● **Task statement**: Filter the listing and keep only the lines with the word "document".

● **Data supplied**:
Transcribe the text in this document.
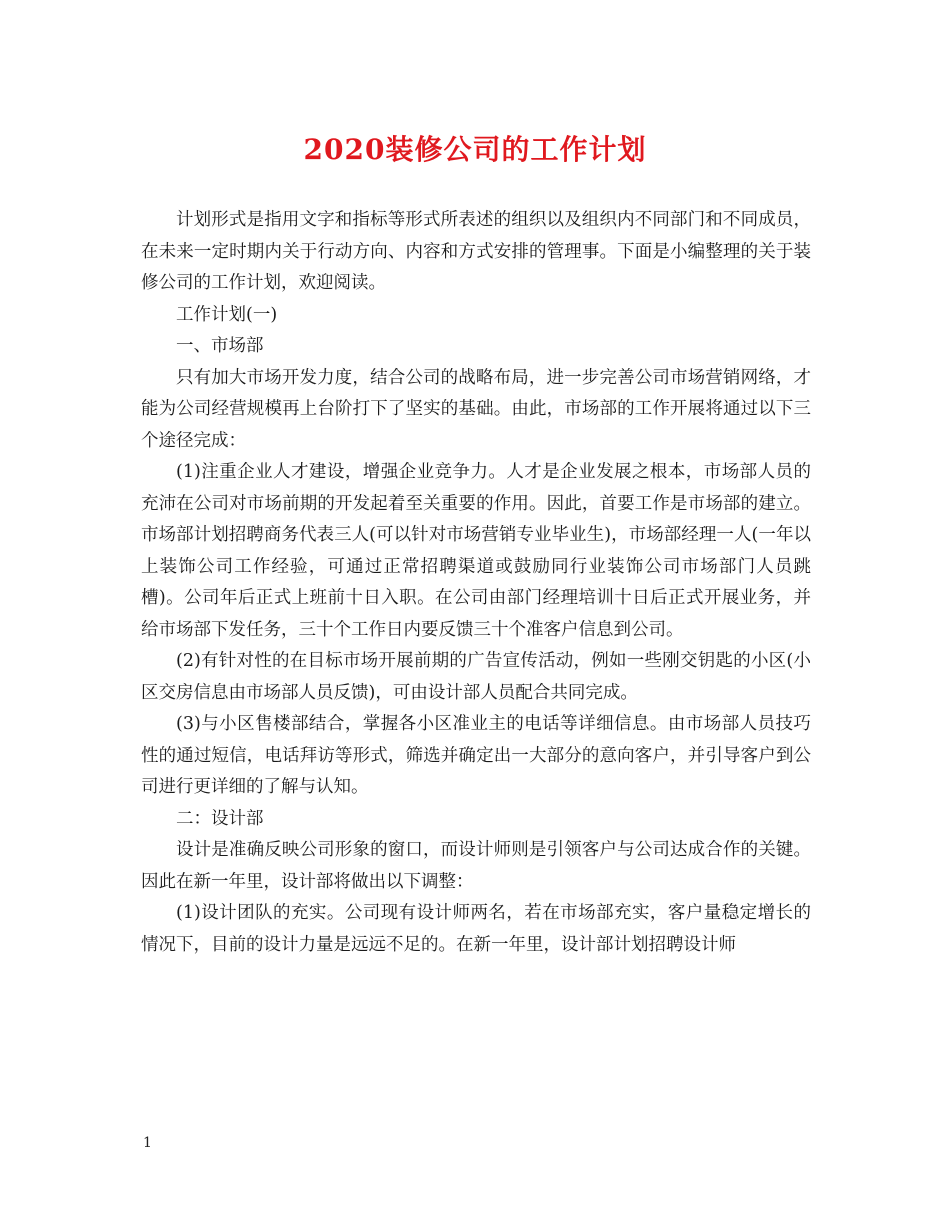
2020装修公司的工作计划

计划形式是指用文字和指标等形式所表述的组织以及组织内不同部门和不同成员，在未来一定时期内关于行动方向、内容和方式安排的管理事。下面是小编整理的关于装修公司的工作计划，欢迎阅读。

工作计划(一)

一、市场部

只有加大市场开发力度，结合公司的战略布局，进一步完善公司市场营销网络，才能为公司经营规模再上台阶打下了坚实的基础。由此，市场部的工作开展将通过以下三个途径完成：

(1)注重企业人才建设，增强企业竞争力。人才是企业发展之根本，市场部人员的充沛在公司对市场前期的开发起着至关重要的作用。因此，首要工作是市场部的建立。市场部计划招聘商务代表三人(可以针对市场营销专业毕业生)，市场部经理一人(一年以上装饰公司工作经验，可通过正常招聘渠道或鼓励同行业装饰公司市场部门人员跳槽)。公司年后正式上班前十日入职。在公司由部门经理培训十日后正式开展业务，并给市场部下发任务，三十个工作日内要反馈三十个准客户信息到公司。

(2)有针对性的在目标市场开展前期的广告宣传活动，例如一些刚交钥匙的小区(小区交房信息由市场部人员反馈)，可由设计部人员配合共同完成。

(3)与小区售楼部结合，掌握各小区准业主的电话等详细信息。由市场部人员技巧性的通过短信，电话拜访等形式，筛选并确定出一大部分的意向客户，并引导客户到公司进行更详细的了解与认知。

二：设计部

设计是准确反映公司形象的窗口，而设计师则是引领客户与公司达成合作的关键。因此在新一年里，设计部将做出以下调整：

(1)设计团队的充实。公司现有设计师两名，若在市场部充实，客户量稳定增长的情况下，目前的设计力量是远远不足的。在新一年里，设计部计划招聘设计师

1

--

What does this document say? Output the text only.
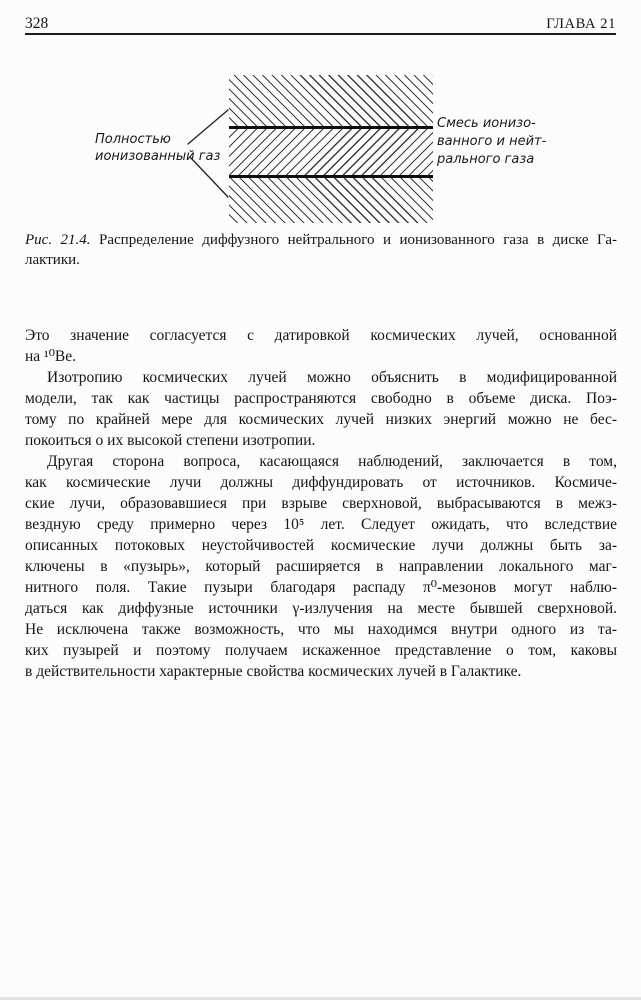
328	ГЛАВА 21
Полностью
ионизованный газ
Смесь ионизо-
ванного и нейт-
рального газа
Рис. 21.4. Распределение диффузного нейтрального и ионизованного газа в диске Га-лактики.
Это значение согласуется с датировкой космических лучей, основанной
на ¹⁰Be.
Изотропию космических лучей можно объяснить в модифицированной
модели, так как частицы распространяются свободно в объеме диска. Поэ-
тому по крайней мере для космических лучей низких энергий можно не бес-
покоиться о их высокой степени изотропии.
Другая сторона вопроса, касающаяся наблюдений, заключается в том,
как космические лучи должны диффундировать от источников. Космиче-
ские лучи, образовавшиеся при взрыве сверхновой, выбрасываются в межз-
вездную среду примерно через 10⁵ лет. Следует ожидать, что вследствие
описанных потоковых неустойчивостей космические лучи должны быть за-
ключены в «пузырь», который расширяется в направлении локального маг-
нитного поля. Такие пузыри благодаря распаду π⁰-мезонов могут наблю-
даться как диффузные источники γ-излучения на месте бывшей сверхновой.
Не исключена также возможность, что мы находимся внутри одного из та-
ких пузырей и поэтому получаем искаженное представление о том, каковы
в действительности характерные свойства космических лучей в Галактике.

==

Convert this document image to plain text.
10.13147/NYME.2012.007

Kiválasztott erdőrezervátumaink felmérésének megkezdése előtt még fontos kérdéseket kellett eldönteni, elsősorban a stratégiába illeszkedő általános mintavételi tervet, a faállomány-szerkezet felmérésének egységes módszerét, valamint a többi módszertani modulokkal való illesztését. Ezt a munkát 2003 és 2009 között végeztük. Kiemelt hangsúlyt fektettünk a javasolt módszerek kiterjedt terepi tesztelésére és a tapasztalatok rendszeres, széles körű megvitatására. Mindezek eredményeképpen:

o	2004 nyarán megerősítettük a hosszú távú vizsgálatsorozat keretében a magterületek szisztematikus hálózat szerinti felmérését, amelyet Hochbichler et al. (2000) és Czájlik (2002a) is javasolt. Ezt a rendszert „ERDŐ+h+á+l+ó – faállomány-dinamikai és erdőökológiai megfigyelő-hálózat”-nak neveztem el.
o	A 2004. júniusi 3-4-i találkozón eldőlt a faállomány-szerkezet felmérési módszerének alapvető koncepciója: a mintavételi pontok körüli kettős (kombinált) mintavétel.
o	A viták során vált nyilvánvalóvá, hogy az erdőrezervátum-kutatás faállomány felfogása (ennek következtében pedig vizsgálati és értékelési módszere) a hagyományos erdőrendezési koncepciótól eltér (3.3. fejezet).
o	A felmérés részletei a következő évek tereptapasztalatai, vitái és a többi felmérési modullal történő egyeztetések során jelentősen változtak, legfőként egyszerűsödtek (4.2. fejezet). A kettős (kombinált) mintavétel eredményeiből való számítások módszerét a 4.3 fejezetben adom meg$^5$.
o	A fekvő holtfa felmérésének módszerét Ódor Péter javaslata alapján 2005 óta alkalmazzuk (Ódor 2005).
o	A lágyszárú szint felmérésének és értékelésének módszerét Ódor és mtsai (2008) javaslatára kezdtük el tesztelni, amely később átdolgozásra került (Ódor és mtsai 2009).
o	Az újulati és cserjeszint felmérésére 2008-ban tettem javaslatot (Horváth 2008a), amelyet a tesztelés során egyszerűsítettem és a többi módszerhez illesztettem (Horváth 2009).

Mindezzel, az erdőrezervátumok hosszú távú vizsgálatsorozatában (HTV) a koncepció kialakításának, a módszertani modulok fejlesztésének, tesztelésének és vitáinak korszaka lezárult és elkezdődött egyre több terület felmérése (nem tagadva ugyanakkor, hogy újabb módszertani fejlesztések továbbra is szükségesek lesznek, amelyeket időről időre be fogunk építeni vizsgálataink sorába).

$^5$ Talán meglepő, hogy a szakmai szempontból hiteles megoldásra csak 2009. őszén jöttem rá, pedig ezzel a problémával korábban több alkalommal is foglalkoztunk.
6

● **Task result**:
Transcribe the text in this document.
What does this document say? Output the text only.
Convert this document image to plain text.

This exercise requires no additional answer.